▸ Set exercise: Write out each line from the data below that includes the word "JSON".

___ Given records ___

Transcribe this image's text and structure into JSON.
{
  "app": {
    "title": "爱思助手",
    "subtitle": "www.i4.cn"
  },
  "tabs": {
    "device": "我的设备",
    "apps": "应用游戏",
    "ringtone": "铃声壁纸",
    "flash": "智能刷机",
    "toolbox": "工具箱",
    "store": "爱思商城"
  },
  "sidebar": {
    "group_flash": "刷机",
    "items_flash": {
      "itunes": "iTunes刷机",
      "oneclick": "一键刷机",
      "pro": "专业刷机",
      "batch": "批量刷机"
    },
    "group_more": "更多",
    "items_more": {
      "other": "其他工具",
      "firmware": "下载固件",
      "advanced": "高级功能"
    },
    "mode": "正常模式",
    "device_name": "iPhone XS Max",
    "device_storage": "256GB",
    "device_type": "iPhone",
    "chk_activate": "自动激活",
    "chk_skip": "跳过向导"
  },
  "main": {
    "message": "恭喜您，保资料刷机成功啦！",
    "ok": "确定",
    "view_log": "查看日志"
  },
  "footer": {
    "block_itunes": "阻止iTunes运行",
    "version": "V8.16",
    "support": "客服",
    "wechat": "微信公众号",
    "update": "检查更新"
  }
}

___
___ Given records ___

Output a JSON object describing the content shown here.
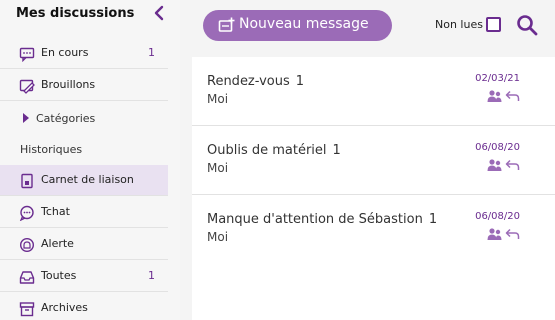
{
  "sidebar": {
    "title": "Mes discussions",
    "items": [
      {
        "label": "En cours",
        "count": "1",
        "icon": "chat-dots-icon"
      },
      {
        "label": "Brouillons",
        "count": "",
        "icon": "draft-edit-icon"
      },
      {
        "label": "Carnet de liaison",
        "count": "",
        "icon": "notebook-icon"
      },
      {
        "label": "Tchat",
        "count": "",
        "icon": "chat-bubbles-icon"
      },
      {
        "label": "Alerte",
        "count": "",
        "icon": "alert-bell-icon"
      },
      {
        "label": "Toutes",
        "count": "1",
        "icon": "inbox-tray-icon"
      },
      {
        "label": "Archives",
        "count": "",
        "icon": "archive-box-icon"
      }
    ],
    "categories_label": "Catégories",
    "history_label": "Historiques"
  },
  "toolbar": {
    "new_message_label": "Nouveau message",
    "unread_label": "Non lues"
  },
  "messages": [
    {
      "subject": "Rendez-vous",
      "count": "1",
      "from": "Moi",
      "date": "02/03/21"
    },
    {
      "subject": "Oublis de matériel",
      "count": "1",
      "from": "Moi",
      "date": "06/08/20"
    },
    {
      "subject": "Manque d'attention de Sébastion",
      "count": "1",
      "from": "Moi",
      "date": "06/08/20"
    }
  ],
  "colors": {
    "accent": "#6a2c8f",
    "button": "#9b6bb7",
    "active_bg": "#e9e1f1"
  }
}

___

▸ Response to this task:
Transcribe this image's text and structure into JSON.
Output a JSON object describing the content shown here.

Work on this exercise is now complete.